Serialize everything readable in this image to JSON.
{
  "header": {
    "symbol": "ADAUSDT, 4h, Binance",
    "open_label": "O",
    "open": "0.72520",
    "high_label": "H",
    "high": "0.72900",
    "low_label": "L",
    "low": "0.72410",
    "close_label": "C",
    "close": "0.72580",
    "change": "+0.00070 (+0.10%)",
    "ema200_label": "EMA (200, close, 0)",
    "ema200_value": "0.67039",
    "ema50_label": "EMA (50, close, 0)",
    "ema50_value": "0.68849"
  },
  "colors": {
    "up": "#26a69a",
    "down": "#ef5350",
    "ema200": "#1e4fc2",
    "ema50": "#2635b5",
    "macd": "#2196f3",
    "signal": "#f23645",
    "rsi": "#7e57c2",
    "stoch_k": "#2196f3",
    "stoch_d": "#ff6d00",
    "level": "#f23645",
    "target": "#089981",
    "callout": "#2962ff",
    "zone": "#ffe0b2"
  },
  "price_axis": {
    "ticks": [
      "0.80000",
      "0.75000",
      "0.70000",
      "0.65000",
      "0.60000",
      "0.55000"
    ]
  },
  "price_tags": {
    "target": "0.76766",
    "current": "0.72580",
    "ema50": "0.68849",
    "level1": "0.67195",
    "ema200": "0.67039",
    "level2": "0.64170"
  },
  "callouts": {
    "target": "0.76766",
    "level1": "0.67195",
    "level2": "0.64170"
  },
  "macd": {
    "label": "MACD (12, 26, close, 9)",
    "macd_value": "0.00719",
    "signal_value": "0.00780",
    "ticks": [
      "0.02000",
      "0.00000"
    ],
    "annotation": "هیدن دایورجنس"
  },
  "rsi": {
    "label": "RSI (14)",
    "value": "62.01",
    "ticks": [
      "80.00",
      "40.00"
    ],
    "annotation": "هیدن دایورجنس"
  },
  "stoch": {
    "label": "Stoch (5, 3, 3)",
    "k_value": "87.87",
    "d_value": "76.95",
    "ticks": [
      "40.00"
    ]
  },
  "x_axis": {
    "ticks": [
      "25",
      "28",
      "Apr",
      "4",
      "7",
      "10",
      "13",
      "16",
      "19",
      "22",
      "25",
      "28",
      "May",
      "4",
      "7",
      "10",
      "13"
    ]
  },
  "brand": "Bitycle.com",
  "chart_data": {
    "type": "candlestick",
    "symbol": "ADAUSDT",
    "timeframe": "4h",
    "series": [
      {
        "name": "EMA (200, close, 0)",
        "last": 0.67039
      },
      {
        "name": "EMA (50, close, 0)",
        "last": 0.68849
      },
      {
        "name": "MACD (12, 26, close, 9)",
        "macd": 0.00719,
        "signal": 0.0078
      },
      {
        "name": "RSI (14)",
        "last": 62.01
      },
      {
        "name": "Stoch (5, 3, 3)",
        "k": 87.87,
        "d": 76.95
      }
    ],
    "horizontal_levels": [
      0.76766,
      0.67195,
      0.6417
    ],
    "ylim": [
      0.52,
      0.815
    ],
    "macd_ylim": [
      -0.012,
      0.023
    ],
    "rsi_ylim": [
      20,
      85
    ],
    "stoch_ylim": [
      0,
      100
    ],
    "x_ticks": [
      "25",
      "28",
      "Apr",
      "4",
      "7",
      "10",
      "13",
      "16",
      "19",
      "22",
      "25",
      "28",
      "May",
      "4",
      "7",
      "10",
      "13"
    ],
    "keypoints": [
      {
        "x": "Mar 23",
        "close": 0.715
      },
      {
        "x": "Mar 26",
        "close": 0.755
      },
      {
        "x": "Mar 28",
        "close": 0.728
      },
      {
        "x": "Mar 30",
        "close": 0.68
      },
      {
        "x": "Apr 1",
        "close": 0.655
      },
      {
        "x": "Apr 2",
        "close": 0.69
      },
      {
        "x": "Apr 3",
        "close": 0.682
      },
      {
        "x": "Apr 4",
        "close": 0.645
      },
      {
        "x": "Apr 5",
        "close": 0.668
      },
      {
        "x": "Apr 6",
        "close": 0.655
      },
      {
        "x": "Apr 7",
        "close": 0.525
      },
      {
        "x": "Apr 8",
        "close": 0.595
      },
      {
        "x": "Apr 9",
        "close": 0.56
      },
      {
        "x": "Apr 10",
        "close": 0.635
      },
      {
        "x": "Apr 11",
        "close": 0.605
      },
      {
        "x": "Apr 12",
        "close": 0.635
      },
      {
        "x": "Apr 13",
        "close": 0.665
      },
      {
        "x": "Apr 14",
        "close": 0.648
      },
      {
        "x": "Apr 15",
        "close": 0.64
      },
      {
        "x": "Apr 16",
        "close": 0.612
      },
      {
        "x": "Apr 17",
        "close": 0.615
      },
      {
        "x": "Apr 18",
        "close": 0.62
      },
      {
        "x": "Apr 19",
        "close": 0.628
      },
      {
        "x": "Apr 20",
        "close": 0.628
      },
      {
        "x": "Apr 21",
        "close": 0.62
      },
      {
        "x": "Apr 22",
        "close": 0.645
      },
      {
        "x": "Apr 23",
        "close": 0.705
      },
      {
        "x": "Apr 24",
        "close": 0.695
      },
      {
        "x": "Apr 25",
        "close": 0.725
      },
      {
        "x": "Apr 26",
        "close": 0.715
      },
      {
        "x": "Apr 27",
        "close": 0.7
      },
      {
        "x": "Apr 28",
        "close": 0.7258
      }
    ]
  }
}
★ ★ ★
▶ WHAT THE TASK REQUIRES: Output all of the data again. Match it exactly.

▶ FINAL RESULT:
Serialize everything readable in this image to JSON.
{
  "header": {
    "symbol": "ADAUSDT, 4h, Binance",
    "open_label": "O",
    "open": "0.72520",
    "high_label": "H",
    "high": "0.72900",
    "low_label": "L",
    "low": "0.72410",
    "close_label": "C",
    "close": "0.72580",
    "change": "+0.00070 (+0.10%)",
    "ema200_label": "EMA (200, close, 0)",
    "ema200_value": "0.67039",
    "ema50_label": "EMA (50, close, 0)",
    "ema50_value": "0.68849"
  },
  "colors": {
    "up": "#26a69a",
    "down": "#ef5350",
    "ema200": "#1e4fc2",
    "ema50": "#2635b5",
    "macd": "#2196f3",
    "signal": "#f23645",
    "rsi": "#7e57c2",
    "stoch_k": "#2196f3",
    "stoch_d": "#ff6d00",
    "level": "#f23645",
    "target": "#089981",
    "callout": "#2962ff",
    "zone": "#ffe0b2"
  },
  "price_axis": {
    "ticks": [
      "0.80000",
      "0.75000",
      "0.70000",
      "0.65000",
      "0.60000",
      "0.55000"
    ]
  },
  "price_tags": {
    "target": "0.76766",
    "current": "0.72580",
    "ema50": "0.68849",
    "level1": "0.67195",
    "ema200": "0.67039",
    "level2": "0.64170"
  },
  "callouts": {
    "target": "0.76766",
    "level1": "0.67195",
    "level2": "0.64170"
  },
  "macd": {
    "label": "MACD (12, 26, close, 9)",
    "macd_value": "0.00719",
    "signal_value": "0.00780",
    "ticks": [
      "0.02000",
      "0.00000"
    ],
    "annotation": "هیدن دایورجنس"
  },
  "rsi": {
    "label": "RSI (14)",
    "value": "62.01",
    "ticks": [
      "80.00",
      "40.00"
    ],
    "annotation": "هیدن دایورجنس"
  },
  "stoch": {
    "label": "Stoch (5, 3, 3)",
    "k_value": "87.87",
    "d_value": "76.95",
    "ticks": [
      "40.00"
    ]
  },
  "x_axis": {
    "ticks": [
      "25",
      "28",
      "Apr",
      "4",
      "7",
      "10",
      "13",
      "16",
      "19",
      "22",
      "25",
      "28",
      "May",
      "4",
      "7",
      "10",
      "13"
    ]
  },
  "brand": "Bitycle.com",
  "chart_data": {
    "type": "candlestick",
    "symbol": "ADAUSDT",
    "timeframe": "4h",
    "series": [
      {
        "name": "EMA (200, close, 0)",
        "last": 0.67039
      },
      {
        "name": "EMA (50, close, 0)",
        "last": 0.68849
      },
      {
        "name": "MACD (12, 26, close, 9)",
        "macd": 0.00719,
        "signal": 0.0078
      },
      {
        "name": "RSI (14)",
        "last": 62.01
      },
      {
        "name": "Stoch (5, 3, 3)",
        "k": 87.87,
        "d": 76.95
      }
    ],
    "horizontal_levels": [
      0.76766,
      0.67195,
      0.6417
    ],
    "ylim": [
      0.52,
      0.815
    ],
    "macd_ylim": [
      -0.012,
      0.023
    ],
    "rsi_ylim": [
      20,
      85
    ],
    "stoch_ylim": [
      0,
      100
    ],
    "x_ticks": [
      "25",
      "28",
      "Apr",
      "4",
      "7",
      "10",
      "13",
      "16",
      "19",
      "22",
      "25",
      "28",
      "May",
      "4",
      "7",
      "10",
      "13"
    ],
    "keypoints": [
      {
        "x": "Mar 23",
        "close": 0.715
      },
      {
        "x": "Mar 26",
        "close": 0.755
      },
      {
        "x": "Mar 28",
        "close": 0.728
      },
      {
        "x": "Mar 30",
        "close": 0.68
      },
      {
        "x": "Apr 1",
        "close": 0.655
      },
      {
        "x": "Apr 2",
        "close": 0.69
      },
      {
        "x": "Apr 3",
        "close": 0.682
      },
      {
        "x": "Apr 4",
        "close": 0.645
      },
      {
        "x": "Apr 5",
        "close": 0.668
      },
      {
        "x": "Apr 6",
        "close": 0.655
      },
      {
        "x": "Apr 7",
        "close": 0.525
      },
      {
        "x": "Apr 8",
        "close": 0.595
      },
      {
        "x": "Apr 9",
        "close": 0.56
      },
      {
        "x": "Apr 10",
        "close": 0.635
      },
      {
        "x": "Apr 11",
        "close": 0.605
      },
      {
        "x": "Apr 12",
        "close": 0.635
      },
      {
        "x": "Apr 13",
        "close": 0.665
      },
      {
        "x": "Apr 14",
        "close": 0.648
      },
      {
        "x": "Apr 15",
        "close": 0.64
      },
      {
        "x": "Apr 16",
        "close": 0.612
      },
      {
        "x": "Apr 17",
        "close": 0.615
      },
      {
        "x": "Apr 18",
        "close": 0.62
      },
      {
        "x": "Apr 19",
        "close": 0.628
      },
      {
        "x": "Apr 20",
        "close": 0.628
      },
      {
        "x": "Apr 21",
        "close": 0.62
      },
      {
        "x": "Apr 22",
        "close": 0.645
      },
      {
        "x": "Apr 23",
        "close": 0.705
      },
      {
        "x": "Apr 24",
        "close": 0.695
      },
      {
        "x": "Apr 25",
        "close": 0.725
      },
      {
        "x": "Apr 26",
        "close": 0.715
      },
      {
        "x": "Apr 27",
        "close": 0.7
      },
      {
        "x": "Apr 28",
        "close": 0.7258
      }
    ]
  }
}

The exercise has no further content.